▸ Records to use
--- Begin ---
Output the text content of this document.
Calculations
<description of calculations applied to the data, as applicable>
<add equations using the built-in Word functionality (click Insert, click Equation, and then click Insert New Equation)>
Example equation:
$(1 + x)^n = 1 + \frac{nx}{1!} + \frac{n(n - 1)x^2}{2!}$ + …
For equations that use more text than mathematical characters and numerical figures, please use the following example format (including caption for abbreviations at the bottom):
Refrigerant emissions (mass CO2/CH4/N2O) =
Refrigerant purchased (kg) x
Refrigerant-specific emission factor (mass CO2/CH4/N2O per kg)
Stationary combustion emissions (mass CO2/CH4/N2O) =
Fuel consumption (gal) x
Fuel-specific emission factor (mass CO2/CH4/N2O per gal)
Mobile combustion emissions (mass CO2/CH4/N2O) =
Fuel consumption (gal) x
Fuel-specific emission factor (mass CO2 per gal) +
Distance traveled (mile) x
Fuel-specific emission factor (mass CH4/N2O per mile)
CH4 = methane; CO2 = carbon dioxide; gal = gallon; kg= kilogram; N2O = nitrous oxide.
--- End ---
--- Begin ---
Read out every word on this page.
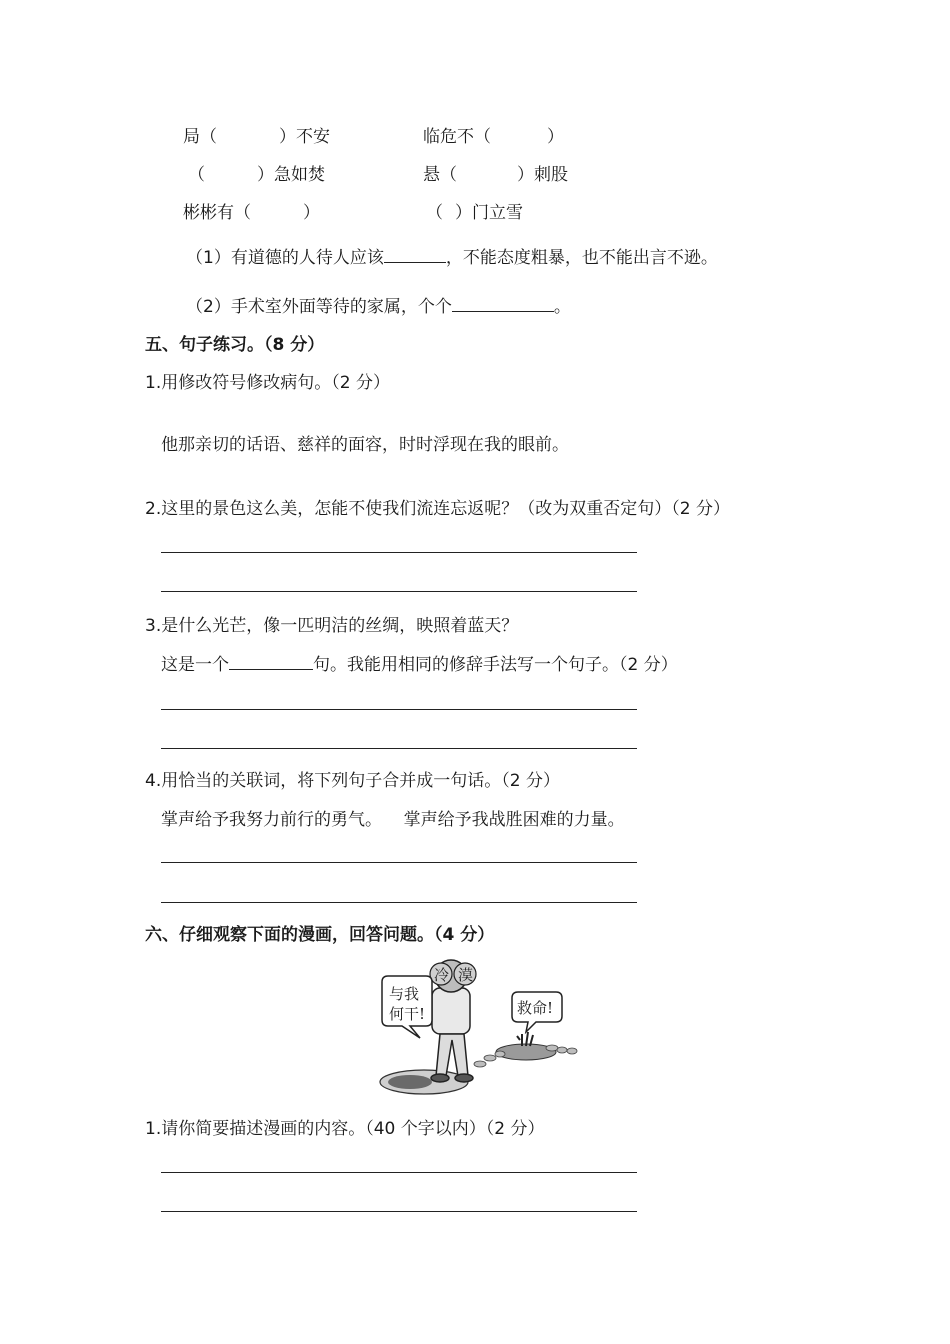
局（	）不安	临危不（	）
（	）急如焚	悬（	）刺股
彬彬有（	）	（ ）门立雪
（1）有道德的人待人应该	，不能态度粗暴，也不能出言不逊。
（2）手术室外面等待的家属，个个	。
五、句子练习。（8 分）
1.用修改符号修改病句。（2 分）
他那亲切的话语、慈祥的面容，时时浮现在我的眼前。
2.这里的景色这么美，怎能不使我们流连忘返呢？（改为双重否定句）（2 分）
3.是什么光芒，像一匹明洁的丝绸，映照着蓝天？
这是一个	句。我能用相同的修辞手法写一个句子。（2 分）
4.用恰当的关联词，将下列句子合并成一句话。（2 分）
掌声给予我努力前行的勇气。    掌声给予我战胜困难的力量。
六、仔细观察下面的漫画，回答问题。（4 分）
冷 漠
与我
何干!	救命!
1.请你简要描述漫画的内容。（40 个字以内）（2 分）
--- End ---
▸ Task instructions
Collect every line with the string "combustion" from the records, and copy each.

▸ Finished exercise
Stationary combustion emissions (mass CO2/CH4/N2O) =
Mobile combustion emissions (mass CO2/CH4/N2O) =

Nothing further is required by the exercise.